====== RECORDS FOR THIS EXERCISE

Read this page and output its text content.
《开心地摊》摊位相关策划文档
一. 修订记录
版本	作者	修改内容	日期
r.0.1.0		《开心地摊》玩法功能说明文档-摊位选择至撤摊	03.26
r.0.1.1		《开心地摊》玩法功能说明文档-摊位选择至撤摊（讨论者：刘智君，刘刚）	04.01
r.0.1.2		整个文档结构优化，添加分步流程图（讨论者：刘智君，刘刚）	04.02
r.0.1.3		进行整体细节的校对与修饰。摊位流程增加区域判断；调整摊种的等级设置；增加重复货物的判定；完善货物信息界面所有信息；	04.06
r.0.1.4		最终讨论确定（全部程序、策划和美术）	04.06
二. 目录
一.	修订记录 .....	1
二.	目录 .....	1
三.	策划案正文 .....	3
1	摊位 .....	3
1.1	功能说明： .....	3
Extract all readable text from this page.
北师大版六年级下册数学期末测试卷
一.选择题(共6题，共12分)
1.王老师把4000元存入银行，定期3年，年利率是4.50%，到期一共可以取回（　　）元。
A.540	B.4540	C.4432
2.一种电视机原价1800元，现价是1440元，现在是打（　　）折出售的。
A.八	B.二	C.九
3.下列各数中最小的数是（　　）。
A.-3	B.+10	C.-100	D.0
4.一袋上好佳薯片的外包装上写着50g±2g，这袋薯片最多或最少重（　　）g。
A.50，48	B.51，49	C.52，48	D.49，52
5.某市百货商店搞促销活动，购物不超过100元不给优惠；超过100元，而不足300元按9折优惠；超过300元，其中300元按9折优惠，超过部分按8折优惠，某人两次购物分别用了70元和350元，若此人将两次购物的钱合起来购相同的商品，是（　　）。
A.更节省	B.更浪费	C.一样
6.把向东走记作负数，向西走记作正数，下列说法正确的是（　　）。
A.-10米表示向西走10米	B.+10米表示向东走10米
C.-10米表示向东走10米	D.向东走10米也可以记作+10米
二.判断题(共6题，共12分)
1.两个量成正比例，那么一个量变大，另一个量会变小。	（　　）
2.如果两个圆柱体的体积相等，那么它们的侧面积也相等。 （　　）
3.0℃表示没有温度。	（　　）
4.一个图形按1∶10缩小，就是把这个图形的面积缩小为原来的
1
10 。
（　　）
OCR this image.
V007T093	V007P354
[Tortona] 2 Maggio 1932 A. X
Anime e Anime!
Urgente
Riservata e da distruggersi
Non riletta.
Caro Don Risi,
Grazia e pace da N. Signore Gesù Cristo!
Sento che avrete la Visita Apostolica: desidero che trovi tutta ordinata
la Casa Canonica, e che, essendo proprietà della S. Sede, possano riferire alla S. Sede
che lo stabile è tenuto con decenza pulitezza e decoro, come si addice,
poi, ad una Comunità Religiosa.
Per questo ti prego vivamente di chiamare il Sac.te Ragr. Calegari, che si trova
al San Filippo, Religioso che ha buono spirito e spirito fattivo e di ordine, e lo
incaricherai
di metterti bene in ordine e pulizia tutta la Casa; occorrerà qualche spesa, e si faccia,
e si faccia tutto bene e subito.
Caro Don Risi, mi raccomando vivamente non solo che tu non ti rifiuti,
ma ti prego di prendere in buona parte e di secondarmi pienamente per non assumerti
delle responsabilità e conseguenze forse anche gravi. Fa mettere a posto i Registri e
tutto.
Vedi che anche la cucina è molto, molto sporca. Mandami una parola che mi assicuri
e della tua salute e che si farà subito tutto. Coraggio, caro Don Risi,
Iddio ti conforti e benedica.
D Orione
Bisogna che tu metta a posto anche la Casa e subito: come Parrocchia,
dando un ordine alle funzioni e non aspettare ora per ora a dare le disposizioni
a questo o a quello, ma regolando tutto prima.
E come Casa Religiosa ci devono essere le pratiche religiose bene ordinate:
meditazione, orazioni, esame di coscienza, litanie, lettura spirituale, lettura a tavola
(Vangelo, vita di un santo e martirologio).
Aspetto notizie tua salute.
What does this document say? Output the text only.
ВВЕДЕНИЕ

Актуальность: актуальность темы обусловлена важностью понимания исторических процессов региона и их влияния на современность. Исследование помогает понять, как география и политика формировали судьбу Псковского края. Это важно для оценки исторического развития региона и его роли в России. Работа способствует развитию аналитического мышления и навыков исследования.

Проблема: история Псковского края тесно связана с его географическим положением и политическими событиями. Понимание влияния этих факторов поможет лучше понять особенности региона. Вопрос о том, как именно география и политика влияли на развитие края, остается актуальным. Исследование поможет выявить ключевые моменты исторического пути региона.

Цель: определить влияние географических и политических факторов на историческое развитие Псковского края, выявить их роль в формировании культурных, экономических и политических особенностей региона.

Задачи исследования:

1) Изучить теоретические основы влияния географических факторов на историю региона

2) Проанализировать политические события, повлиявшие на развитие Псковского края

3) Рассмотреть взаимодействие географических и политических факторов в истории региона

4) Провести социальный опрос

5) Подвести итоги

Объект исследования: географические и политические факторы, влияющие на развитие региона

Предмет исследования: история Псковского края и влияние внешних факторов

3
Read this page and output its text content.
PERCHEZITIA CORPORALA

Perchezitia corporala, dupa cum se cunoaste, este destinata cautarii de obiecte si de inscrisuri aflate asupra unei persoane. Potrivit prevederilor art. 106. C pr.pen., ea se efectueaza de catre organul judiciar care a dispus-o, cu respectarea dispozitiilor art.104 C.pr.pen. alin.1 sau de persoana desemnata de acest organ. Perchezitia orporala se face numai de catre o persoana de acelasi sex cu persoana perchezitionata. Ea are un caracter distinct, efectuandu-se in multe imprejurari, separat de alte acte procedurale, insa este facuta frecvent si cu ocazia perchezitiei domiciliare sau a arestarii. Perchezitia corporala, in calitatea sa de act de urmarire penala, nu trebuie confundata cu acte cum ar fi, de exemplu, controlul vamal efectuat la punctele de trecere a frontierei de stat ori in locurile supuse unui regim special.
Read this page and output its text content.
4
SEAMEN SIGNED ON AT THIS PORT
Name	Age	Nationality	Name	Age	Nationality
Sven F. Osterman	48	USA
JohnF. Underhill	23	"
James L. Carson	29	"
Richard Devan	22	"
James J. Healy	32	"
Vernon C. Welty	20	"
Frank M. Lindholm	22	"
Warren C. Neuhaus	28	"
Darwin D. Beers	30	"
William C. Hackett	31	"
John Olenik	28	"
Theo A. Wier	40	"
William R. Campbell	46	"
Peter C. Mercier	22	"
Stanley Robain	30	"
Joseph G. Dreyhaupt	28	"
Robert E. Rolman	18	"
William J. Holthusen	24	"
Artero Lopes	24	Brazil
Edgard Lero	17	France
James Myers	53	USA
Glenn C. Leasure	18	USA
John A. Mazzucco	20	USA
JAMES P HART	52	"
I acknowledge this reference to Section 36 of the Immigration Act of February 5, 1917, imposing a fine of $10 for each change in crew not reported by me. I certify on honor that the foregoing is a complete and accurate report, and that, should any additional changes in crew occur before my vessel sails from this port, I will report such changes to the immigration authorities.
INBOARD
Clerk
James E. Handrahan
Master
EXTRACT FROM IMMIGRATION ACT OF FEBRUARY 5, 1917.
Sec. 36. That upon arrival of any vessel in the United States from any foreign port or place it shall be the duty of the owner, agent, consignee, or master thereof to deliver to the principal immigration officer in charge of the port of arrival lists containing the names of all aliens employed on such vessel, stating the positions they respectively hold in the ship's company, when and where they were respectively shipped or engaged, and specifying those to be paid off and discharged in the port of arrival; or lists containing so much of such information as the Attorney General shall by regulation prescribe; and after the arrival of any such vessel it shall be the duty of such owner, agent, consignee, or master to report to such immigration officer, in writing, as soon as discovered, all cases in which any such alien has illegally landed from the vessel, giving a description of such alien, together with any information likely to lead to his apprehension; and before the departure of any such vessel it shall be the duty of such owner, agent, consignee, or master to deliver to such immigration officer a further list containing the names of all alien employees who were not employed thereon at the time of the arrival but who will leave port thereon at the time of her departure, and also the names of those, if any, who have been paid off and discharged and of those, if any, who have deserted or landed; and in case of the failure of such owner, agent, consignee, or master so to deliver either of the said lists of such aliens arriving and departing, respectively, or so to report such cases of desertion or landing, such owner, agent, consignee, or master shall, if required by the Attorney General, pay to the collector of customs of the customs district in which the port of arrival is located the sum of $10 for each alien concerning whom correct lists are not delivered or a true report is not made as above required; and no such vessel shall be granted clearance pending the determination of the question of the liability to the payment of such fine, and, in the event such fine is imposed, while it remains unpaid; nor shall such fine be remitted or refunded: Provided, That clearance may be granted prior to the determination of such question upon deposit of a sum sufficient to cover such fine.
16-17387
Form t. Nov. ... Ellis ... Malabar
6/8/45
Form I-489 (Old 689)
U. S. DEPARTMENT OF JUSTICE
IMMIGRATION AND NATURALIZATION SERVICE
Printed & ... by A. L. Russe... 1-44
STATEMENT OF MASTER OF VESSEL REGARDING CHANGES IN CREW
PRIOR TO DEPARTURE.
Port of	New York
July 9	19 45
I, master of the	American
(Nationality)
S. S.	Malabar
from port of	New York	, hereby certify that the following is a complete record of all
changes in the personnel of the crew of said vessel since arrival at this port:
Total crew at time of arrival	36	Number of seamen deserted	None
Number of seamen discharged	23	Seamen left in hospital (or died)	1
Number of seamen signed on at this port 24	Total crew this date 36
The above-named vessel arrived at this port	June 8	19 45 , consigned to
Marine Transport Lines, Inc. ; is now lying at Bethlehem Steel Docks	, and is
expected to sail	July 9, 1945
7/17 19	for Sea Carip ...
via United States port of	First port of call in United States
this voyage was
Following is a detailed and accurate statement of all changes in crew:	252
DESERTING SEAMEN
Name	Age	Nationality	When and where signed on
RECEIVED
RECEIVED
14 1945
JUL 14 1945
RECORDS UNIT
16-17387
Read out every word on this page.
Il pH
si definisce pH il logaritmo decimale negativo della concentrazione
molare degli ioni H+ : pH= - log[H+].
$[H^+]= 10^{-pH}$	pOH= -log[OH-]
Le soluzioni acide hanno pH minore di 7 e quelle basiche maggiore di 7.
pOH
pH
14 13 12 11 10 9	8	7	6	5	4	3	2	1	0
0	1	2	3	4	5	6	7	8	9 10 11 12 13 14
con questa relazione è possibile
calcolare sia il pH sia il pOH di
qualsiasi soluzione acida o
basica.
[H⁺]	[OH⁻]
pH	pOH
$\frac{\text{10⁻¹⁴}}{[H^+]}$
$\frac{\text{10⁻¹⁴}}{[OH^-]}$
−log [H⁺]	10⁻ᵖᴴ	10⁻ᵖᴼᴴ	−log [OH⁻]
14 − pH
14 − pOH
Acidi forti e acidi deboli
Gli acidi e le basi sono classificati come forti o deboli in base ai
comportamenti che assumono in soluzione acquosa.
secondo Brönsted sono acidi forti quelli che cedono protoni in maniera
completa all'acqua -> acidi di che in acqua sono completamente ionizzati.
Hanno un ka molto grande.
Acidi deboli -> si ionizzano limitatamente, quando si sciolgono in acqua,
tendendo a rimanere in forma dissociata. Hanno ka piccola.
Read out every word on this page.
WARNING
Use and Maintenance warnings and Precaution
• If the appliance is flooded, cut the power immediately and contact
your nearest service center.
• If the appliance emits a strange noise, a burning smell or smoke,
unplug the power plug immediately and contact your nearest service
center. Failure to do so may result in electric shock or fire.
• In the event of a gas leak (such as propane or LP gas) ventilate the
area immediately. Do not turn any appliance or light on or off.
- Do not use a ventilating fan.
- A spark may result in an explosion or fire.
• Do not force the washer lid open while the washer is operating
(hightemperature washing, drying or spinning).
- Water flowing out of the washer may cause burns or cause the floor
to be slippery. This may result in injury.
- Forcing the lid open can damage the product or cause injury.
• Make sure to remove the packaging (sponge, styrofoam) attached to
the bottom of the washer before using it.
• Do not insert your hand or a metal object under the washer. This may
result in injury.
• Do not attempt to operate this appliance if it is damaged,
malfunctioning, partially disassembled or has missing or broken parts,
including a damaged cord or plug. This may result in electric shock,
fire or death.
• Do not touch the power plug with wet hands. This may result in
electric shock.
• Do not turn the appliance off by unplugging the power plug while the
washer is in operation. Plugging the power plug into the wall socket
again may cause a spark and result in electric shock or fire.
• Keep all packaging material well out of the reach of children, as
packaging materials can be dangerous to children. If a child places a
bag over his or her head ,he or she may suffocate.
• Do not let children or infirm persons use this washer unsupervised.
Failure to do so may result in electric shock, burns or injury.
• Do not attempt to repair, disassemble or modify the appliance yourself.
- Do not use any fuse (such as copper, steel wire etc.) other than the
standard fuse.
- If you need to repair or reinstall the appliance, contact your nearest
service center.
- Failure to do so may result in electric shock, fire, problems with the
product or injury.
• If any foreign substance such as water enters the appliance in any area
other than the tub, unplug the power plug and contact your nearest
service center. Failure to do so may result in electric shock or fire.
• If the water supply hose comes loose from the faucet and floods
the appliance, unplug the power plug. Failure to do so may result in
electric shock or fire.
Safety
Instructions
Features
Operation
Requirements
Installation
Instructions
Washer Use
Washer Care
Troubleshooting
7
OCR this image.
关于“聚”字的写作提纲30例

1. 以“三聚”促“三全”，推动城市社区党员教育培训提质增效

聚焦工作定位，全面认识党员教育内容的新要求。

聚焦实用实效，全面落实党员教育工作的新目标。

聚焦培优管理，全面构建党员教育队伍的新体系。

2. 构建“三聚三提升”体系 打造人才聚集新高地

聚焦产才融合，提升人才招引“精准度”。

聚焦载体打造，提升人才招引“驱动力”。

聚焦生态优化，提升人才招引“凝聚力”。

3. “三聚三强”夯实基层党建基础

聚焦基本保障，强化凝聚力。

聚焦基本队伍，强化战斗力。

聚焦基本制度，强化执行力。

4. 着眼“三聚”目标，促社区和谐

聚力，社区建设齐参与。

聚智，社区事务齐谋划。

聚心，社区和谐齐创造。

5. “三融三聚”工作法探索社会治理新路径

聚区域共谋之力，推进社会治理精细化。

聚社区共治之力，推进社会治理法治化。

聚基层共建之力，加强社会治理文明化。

============

◆ WORK TO BE COMPLETED
How many of the lines above contain the string "acqua"? Give the number only.

◆ WRITTEN RESPONSE
2